◆ **GOAL**: Tally the lines holding "افراد" and state only that figure.
--- Start of MATERIAL PROVIDED ---
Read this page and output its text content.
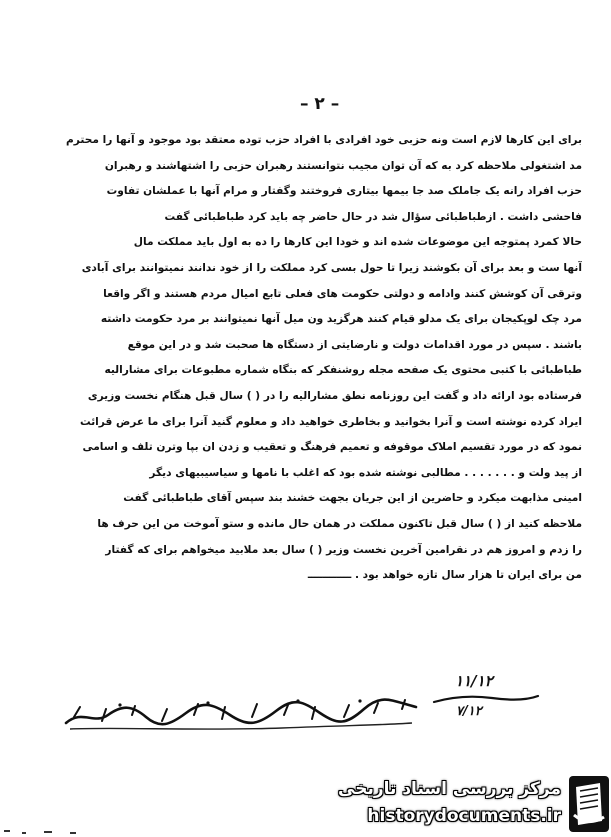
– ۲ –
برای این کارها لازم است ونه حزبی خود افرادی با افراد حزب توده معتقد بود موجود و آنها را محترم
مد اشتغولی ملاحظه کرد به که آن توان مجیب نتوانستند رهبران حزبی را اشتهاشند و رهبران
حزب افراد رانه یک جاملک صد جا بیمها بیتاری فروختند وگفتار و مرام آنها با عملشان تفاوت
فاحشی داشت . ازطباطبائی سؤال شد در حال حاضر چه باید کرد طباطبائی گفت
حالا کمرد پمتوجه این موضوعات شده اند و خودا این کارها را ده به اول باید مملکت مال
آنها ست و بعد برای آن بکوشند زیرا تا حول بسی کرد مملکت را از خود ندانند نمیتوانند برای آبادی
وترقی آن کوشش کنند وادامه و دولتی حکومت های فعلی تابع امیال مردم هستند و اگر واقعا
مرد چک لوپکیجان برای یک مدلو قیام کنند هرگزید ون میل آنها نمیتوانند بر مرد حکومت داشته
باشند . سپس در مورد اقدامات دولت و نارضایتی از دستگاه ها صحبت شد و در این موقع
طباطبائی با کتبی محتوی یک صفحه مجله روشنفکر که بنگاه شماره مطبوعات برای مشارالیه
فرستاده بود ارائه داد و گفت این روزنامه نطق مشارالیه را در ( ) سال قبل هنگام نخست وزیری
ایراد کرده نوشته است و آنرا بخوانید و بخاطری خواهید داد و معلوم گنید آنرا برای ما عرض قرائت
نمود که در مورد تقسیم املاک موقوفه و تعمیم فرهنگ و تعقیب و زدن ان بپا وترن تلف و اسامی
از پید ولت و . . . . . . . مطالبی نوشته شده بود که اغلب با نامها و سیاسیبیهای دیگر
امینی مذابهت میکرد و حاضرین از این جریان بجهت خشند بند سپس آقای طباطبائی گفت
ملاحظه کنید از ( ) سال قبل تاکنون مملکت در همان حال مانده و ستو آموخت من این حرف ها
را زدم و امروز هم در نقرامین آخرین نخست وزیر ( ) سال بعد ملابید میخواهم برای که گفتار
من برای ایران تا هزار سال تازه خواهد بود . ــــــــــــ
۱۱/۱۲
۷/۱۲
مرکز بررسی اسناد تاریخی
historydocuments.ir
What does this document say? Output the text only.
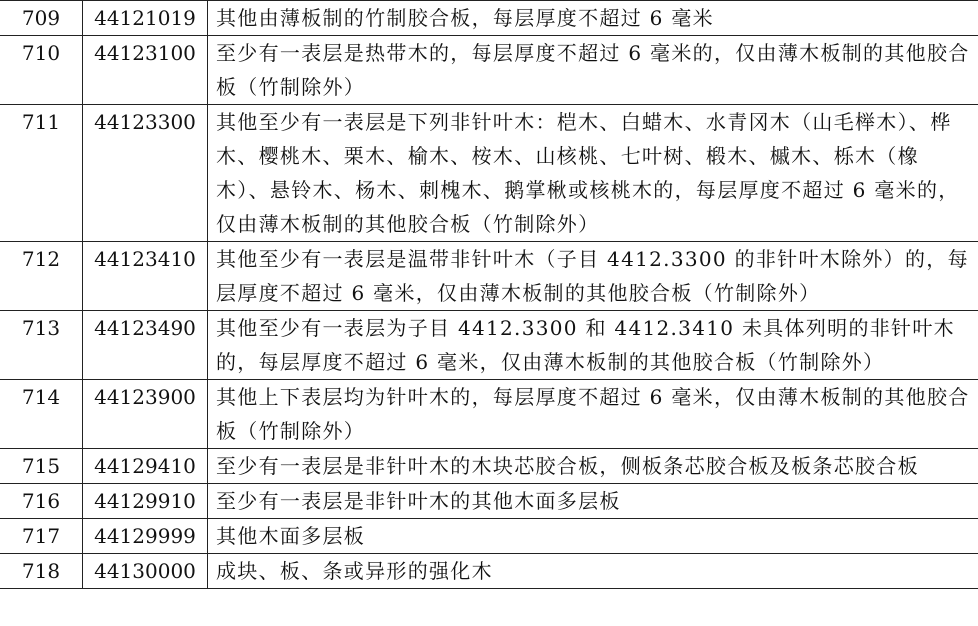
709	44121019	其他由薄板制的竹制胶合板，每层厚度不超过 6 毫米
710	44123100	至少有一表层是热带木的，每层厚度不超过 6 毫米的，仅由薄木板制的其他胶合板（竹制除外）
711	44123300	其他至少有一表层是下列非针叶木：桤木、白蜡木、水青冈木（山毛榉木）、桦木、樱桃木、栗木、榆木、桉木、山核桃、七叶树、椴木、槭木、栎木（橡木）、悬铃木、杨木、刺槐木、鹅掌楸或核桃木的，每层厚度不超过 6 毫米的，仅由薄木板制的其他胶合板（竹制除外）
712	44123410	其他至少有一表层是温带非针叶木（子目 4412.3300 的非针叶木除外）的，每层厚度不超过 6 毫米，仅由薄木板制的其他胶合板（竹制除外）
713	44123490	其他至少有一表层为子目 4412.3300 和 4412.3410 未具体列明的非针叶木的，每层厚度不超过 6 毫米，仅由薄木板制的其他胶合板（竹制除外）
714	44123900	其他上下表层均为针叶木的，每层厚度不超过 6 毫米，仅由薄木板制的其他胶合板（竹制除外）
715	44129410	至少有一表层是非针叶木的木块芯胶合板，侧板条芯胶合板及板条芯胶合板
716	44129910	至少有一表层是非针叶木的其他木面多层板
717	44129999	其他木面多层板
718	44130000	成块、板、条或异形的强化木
--- End of MATERIAL PROVIDED ---
--- Start of MATERIAL PROVIDED ---
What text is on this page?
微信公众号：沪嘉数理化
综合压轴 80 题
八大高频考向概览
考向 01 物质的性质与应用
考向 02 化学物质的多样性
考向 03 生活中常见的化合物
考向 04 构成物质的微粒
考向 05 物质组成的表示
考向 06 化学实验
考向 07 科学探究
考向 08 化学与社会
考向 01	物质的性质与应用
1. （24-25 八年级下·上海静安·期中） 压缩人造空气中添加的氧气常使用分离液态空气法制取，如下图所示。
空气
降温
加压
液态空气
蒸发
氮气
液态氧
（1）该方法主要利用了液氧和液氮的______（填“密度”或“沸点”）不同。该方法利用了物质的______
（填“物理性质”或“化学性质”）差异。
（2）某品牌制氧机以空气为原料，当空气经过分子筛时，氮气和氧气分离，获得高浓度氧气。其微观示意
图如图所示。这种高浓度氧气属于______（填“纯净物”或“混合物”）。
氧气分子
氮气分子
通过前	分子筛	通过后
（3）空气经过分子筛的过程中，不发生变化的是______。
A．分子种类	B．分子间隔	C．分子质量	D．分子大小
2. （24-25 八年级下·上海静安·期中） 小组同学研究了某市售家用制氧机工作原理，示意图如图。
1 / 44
--- End of MATERIAL PROVIDED ---
--- Start of MATERIAL PROVIDED ---
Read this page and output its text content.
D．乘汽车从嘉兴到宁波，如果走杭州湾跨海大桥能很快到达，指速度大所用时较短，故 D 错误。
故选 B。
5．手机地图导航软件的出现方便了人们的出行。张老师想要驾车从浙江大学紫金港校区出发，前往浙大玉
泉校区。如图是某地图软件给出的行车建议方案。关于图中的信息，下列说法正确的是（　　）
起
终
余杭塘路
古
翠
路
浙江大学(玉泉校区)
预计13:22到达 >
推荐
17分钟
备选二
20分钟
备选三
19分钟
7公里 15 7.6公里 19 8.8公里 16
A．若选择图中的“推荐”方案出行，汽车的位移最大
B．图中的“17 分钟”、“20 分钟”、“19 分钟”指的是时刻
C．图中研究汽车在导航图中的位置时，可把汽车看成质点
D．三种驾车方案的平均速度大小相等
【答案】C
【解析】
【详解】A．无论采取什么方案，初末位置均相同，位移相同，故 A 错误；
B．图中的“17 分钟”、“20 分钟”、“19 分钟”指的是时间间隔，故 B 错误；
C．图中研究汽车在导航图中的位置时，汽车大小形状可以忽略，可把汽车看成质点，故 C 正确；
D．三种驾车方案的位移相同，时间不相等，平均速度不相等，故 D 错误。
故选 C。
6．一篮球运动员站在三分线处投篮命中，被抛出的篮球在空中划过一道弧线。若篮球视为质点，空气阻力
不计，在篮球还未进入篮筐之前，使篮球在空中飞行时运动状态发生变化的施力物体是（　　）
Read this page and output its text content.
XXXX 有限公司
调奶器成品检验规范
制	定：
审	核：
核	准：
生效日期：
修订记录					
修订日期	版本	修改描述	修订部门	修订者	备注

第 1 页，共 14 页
--- End of MATERIAL PROVIDED ---
◆ **CORRECT OUTPUT**: 2